**WHAT YOU NEED TO DO**
Transcribe everything from the first line of the items below down to and including the line that contains "issue-count-badge[interactable]: 3 [1433,1157,1467,1191]". Keep each line character for character.

**MATERIAL SHOWN**
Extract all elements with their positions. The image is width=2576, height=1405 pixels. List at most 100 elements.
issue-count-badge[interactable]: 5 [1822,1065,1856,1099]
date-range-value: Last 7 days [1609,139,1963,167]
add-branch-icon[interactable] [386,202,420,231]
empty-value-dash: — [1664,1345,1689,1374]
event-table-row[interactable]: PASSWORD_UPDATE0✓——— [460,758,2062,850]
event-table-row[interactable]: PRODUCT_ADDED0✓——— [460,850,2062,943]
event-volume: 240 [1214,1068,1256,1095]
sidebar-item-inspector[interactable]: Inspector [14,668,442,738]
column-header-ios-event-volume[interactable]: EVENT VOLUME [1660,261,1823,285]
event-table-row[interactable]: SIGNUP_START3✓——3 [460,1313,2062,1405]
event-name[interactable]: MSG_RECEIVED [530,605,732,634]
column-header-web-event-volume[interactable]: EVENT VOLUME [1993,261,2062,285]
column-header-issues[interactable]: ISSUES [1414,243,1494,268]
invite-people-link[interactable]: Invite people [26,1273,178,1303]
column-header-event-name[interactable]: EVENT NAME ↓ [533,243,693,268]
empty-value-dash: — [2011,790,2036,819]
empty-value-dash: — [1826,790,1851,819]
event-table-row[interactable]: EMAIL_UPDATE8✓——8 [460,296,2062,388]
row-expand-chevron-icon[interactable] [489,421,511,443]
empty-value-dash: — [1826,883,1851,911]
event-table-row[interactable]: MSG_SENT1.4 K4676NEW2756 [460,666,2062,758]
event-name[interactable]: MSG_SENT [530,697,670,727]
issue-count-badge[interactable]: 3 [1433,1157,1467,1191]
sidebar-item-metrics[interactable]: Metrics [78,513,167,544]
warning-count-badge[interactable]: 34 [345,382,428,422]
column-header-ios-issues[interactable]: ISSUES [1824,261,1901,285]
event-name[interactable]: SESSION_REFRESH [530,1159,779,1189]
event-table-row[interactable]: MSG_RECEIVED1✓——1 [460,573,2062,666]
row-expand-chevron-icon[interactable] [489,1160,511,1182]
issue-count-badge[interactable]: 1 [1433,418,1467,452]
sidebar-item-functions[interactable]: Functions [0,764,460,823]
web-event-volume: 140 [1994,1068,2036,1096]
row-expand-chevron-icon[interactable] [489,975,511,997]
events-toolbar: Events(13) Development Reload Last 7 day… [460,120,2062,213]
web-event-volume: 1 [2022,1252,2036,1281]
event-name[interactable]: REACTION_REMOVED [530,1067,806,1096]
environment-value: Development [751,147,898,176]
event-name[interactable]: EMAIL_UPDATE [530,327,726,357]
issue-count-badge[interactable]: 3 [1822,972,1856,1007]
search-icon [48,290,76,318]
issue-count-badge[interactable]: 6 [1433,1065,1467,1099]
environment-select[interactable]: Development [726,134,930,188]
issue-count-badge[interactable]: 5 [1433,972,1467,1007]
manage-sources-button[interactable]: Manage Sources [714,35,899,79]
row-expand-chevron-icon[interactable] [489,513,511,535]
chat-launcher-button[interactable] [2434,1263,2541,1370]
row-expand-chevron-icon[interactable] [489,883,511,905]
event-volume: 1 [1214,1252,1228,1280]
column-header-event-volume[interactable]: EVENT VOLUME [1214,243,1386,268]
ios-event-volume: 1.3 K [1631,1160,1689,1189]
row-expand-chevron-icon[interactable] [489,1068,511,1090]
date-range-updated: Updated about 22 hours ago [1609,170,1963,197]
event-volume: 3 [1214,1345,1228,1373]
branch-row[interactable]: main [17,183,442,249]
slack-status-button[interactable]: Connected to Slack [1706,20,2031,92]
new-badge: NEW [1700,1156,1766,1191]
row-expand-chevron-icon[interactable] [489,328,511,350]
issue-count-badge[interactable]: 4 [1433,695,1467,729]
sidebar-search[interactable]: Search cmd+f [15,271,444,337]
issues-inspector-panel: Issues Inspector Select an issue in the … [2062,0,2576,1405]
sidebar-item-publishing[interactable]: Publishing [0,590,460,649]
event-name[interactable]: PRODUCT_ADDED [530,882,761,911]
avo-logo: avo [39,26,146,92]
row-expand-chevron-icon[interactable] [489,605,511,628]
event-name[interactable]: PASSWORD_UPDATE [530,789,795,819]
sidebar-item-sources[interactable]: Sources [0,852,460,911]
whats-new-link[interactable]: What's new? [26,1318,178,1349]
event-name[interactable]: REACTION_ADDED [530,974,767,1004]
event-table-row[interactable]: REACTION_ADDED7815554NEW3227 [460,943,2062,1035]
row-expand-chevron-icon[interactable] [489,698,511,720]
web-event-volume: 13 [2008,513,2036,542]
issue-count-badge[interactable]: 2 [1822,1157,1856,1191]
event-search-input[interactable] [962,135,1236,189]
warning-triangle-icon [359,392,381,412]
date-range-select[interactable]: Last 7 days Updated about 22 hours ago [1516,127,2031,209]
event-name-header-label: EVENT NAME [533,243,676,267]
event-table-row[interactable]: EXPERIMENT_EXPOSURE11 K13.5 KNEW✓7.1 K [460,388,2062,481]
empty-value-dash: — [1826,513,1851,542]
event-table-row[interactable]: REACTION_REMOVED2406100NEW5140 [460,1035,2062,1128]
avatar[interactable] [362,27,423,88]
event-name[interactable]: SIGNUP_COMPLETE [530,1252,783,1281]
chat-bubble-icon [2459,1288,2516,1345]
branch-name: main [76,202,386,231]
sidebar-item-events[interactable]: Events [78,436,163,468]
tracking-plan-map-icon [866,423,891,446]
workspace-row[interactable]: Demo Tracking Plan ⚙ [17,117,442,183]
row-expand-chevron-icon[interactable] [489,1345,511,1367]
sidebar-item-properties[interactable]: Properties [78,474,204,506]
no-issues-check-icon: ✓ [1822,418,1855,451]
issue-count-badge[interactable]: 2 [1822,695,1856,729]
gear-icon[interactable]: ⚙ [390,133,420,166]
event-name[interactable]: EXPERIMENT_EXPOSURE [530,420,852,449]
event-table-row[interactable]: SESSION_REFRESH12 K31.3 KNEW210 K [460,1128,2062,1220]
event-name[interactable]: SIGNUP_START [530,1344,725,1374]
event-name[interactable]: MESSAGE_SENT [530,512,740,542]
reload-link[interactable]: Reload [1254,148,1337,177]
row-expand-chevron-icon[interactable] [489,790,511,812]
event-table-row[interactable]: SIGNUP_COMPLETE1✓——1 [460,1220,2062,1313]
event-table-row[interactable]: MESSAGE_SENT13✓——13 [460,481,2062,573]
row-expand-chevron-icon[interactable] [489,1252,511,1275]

**CORRECT RESPONSE**
Extract all elements with their positions. The image is width=2576, height=1405 pixels. List at most 100 elements.
issue-count-badge[interactable]: 5 [1822,1065,1856,1099]
date-range-value: Last 7 days [1609,139,1963,167]
add-branch-icon[interactable] [386,202,420,231]
empty-value-dash: — [1664,1345,1689,1374]
event-table-row[interactable]: PASSWORD_UPDATE0✓——— [460,758,2062,850]
event-table-row[interactable]: PRODUCT_ADDED0✓——— [460,850,2062,943]
event-volume: 240 [1214,1068,1256,1095]
sidebar-item-inspector[interactable]: Inspector [14,668,442,738]
column-header-ios-event-volume[interactable]: EVENT VOLUME [1660,261,1823,285]
event-table-row[interactable]: SIGNUP_START3✓——3 [460,1313,2062,1405]
event-name[interactable]: MSG_RECEIVED [530,605,732,634]
column-header-web-event-volume[interactable]: EVENT VOLUME [1993,261,2062,285]
column-header-issues[interactable]: ISSUES [1414,243,1494,268]
invite-people-link[interactable]: Invite people [26,1273,178,1303]
column-header-event-name[interactable]: EVENT NAME ↓ [533,243,693,268]
empty-value-dash: — [2011,790,2036,819]
empty-value-dash: — [1826,790,1851,819]
event-table-row[interactable]: EMAIL_UPDATE8✓——8 [460,296,2062,388]
row-expand-chevron-icon[interactable] [489,421,511,443]
empty-value-dash: — [1826,883,1851,911]
event-table-row[interactable]: MSG_SENT1.4 K4676NEW2756 [460,666,2062,758]
event-name[interactable]: MSG_SENT [530,697,670,727]
issue-count-badge[interactable]: 3 [1433,1157,1467,1191]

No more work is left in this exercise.